EXERCISE GOAL => Answer with one number only: the number of lines that include the word "Windows".

ROWS =>
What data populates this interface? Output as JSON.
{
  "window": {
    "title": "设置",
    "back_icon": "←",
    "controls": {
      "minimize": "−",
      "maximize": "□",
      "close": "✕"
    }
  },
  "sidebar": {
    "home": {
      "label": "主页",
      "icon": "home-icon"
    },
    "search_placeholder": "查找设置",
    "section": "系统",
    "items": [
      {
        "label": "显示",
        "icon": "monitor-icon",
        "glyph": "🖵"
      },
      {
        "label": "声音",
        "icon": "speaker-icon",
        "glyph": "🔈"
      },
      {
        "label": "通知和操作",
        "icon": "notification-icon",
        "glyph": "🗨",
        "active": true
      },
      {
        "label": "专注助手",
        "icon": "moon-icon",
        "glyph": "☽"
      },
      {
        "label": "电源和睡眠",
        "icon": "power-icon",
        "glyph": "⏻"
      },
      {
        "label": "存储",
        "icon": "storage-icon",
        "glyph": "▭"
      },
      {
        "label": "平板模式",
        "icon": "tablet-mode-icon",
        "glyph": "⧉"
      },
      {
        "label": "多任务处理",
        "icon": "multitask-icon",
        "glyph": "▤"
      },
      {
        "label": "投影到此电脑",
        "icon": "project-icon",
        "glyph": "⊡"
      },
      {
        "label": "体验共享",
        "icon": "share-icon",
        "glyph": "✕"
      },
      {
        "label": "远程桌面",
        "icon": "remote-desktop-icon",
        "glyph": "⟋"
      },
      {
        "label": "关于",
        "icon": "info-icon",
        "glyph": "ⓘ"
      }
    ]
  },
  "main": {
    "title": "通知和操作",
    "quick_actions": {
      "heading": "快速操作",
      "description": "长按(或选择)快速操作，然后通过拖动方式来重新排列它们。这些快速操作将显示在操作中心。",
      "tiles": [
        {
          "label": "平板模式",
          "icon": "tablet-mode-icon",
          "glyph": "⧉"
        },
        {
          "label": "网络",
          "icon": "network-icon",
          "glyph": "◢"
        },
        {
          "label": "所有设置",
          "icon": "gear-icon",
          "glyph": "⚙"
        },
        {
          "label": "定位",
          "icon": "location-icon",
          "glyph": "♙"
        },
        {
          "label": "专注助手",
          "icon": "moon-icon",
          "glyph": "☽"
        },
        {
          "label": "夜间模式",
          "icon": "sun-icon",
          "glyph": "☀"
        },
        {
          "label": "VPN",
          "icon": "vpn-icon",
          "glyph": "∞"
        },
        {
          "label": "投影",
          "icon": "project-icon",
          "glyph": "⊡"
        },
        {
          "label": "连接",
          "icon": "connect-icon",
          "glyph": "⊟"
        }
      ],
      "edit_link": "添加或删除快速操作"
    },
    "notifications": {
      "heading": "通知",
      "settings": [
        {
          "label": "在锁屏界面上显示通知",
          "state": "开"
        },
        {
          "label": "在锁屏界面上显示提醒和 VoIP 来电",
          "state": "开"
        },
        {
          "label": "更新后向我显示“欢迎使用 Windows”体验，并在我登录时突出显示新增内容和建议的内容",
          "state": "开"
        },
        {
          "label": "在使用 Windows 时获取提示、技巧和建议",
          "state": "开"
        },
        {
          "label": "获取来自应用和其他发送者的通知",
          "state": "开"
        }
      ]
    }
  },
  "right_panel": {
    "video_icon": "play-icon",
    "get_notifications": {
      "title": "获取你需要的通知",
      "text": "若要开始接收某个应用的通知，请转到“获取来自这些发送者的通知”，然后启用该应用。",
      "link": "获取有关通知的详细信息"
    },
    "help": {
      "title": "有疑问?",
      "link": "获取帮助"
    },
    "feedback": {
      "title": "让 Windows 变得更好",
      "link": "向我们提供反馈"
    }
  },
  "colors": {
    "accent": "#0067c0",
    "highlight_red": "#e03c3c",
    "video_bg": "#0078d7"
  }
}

SOLUTION TO THE EXERCISE => 3